*Records supplied*.
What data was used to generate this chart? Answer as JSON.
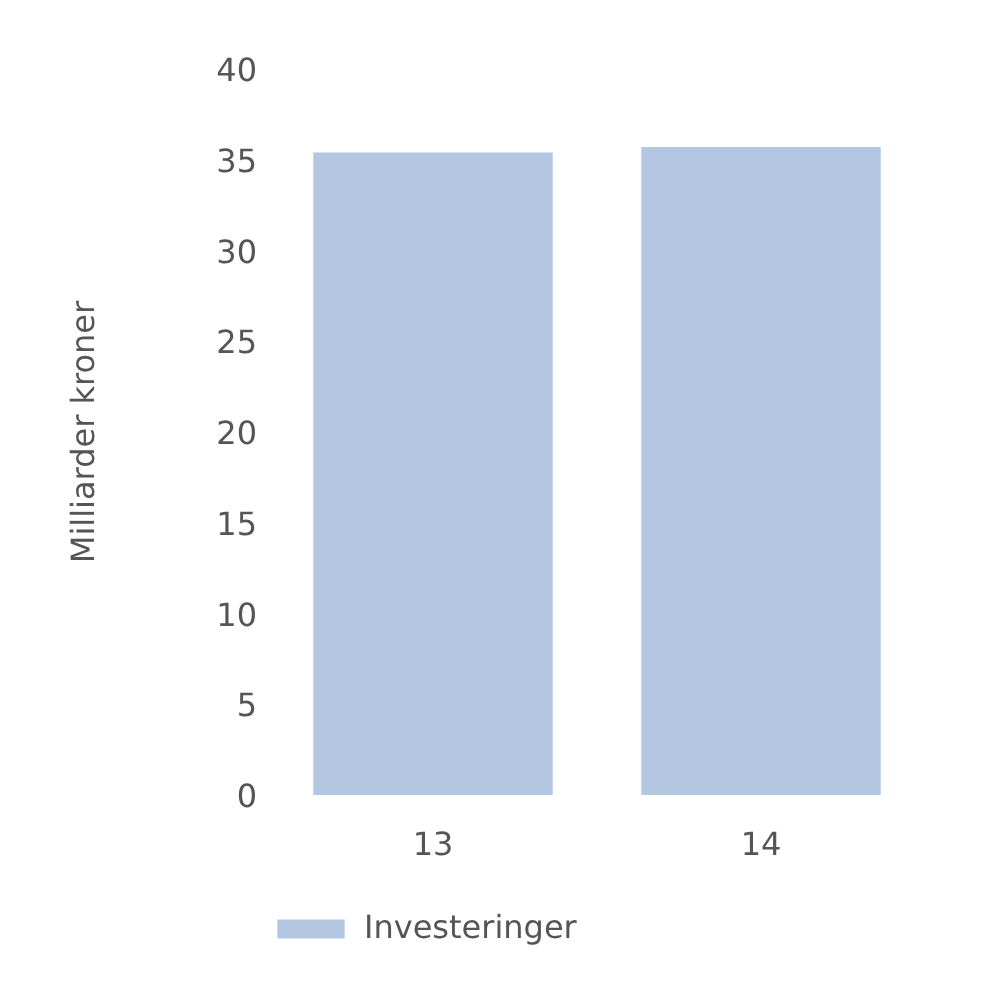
{
  "chart_data": {
    "type": "bar",
    "categories": [
      "13",
      "14"
    ],
    "series": [
      {
        "name": "Investeringer",
        "color": "#b3c6e2",
        "values": [
          35.4,
          35.7
        ]
      }
    ],
    "ylabel": "Milliarder kroner",
    "ylim": [
      0,
      40
    ],
    "yticks": [
      0,
      5,
      10,
      15,
      20,
      25,
      30,
      35,
      40
    ],
    "grid": false,
    "legend": "bottom left"
  }
}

*Prompt*.
Quote every record above exactly, leaving out the pictures.

*Response*.
What data was used to generate this chart? Answer as JSON.
{
  "chart_data": {
    "type": "bar",
    "categories": [
      "13",
      "14"
    ],
    "series": [
      {
        "name": "Investeringer",
        "color": "#b3c6e2",
        "values": [
          35.4,
          35.7
        ]
      }
    ],
    "ylabel": "Milliarder kroner",
    "ylim": [
      0,
      40
    ],
    "yticks": [
      0,
      5,
      10,
      15,
      20,
      25,
      30,
      35,
      40
    ],
    "grid": false,
    "legend": "bottom left"
  }
}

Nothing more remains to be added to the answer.